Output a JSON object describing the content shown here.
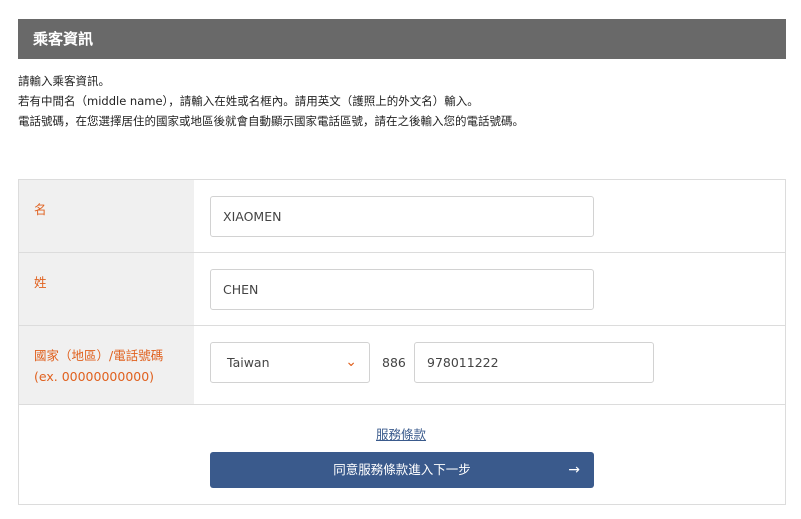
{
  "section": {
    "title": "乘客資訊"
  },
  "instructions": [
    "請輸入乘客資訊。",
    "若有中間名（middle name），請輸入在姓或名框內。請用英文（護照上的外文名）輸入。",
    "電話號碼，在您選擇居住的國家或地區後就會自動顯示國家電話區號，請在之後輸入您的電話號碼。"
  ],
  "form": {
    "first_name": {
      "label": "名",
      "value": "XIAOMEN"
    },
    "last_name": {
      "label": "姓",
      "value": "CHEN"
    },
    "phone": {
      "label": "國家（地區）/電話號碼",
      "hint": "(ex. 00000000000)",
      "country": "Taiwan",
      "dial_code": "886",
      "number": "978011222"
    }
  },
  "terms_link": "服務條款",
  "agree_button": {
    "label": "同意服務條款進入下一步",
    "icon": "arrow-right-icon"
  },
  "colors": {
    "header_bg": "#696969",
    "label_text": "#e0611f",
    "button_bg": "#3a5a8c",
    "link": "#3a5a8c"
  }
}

※

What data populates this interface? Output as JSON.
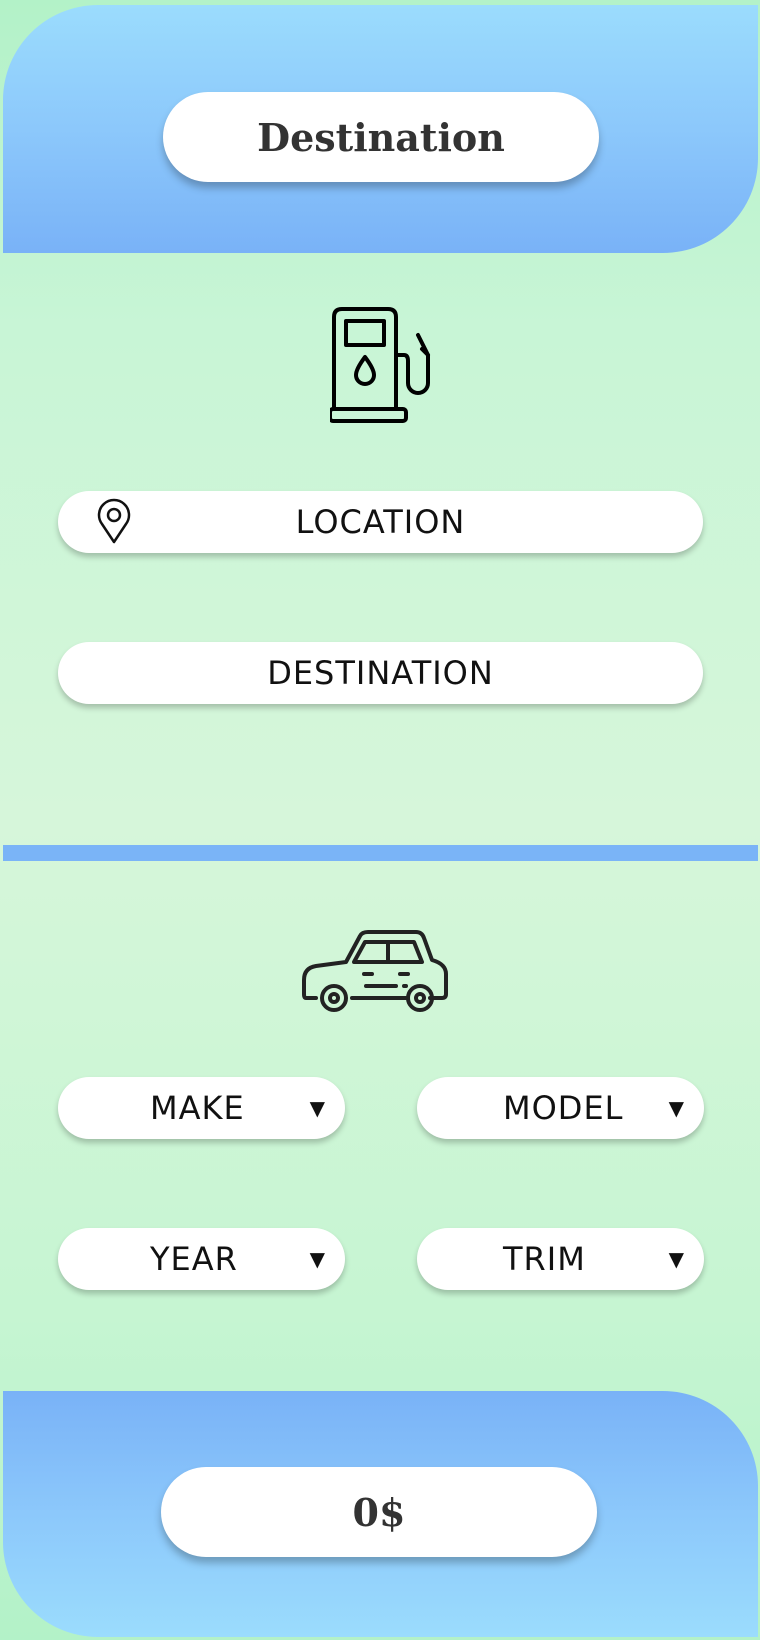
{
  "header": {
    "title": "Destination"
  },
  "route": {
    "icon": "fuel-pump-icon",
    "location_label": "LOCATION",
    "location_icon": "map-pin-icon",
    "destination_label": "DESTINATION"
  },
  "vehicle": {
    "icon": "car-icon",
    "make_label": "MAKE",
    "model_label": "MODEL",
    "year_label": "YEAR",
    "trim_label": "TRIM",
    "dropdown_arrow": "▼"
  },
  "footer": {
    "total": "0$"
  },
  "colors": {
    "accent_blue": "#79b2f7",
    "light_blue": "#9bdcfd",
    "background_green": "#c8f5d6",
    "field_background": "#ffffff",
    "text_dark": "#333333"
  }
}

※

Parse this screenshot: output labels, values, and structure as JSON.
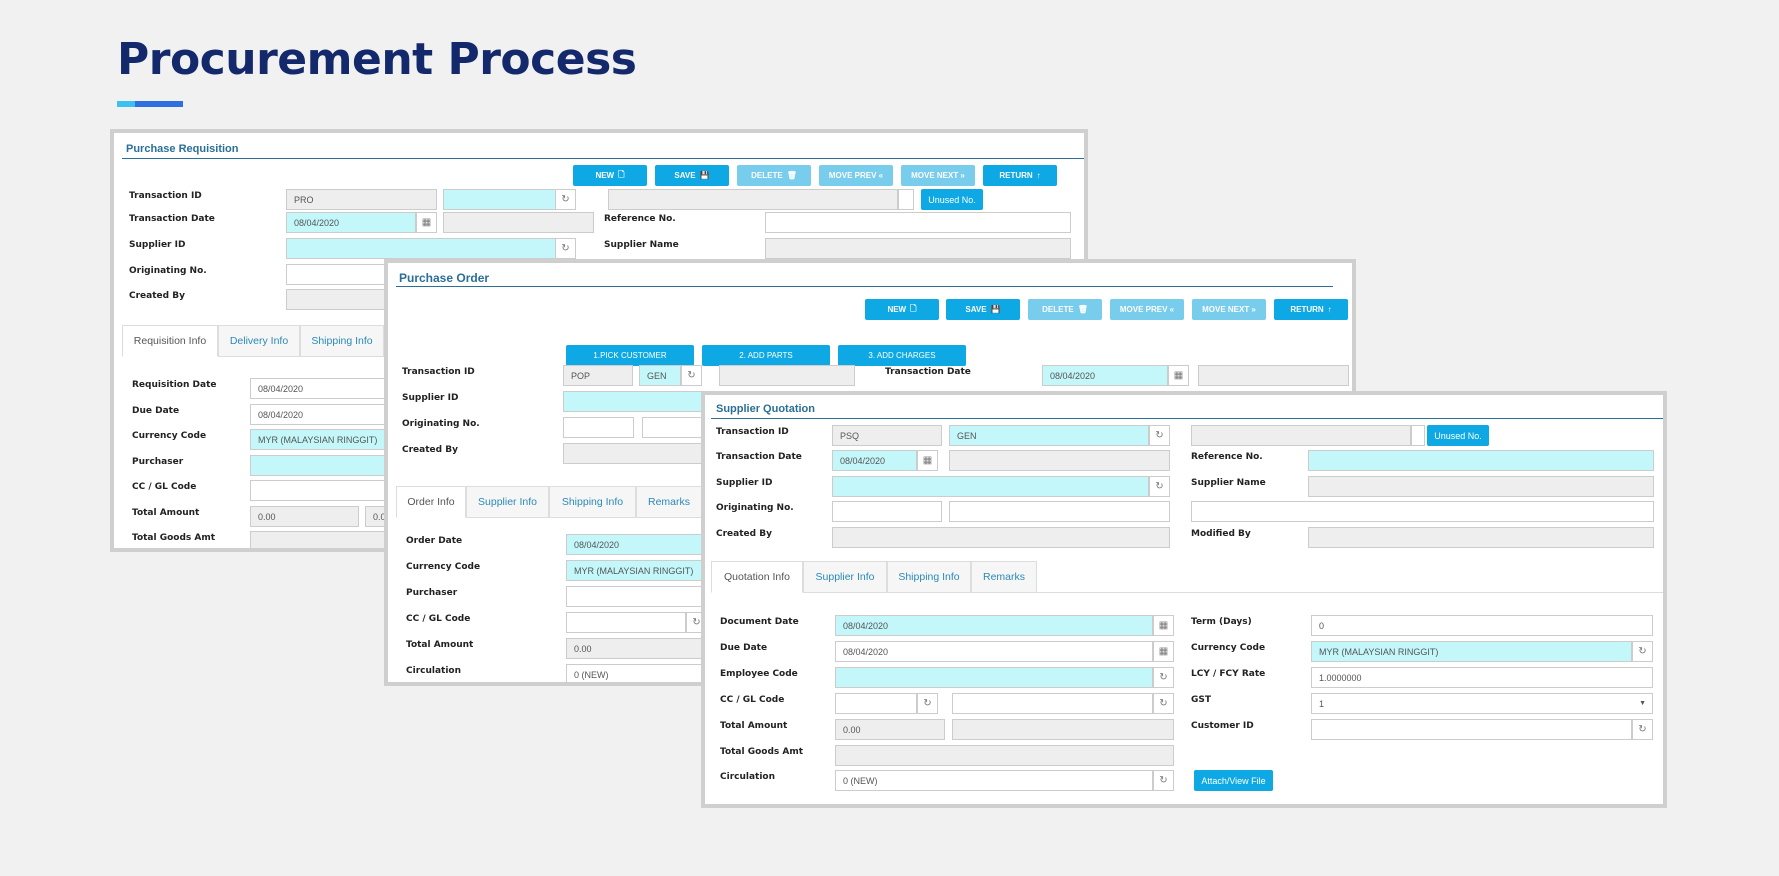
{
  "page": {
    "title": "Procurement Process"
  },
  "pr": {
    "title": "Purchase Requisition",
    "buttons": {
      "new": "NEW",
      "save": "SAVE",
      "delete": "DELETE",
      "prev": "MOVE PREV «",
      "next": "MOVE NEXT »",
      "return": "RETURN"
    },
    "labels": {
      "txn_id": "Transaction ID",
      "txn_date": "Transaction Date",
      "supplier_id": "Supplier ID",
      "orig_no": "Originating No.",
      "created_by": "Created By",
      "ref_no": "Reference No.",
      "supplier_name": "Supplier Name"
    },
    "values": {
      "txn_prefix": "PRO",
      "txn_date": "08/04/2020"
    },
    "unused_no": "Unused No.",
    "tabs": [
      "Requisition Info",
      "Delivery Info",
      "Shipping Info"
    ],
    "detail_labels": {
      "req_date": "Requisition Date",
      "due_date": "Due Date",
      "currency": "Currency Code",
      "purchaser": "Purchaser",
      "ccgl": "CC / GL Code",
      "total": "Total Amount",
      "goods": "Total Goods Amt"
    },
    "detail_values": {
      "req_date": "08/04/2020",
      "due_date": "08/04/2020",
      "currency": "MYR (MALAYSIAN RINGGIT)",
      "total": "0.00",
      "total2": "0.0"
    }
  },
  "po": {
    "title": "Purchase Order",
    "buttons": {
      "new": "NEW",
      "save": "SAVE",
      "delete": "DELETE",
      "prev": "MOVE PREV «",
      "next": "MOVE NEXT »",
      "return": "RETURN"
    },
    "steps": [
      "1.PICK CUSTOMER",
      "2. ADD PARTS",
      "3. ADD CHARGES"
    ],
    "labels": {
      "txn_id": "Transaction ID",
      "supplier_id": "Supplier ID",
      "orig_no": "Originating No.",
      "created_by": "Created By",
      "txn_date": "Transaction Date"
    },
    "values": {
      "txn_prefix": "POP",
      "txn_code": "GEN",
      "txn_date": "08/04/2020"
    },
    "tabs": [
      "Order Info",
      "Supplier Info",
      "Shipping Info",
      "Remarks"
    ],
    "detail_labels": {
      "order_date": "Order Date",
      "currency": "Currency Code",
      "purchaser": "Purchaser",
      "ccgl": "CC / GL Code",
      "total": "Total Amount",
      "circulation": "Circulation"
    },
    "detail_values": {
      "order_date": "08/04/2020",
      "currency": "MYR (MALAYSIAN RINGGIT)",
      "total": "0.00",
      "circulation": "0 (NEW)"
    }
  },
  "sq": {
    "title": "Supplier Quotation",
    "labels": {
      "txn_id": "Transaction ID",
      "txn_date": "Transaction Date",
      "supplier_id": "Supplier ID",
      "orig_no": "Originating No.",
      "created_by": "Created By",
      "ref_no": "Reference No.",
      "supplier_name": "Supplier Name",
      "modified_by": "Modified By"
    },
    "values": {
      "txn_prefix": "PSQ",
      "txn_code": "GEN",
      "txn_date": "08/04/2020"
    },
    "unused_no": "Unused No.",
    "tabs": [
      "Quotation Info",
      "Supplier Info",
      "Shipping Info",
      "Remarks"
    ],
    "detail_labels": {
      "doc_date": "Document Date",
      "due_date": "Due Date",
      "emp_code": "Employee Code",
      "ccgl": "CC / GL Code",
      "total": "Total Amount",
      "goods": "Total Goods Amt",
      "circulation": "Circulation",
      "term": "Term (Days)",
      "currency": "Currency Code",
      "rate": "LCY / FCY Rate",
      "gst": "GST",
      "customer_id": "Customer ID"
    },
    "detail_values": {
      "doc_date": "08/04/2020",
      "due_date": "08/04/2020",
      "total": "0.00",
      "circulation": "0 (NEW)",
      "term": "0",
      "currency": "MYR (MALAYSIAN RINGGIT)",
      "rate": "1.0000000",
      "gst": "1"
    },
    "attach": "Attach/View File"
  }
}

※

_What this task involves_: Identify every line above that includes the word "JSON", and show those lines.

_Worked answer_:
Output a JSON object describing the content shown here.
What data populates this interface? Output as JSON.
Parse this screenshot: output labels, values, and structure as JSON.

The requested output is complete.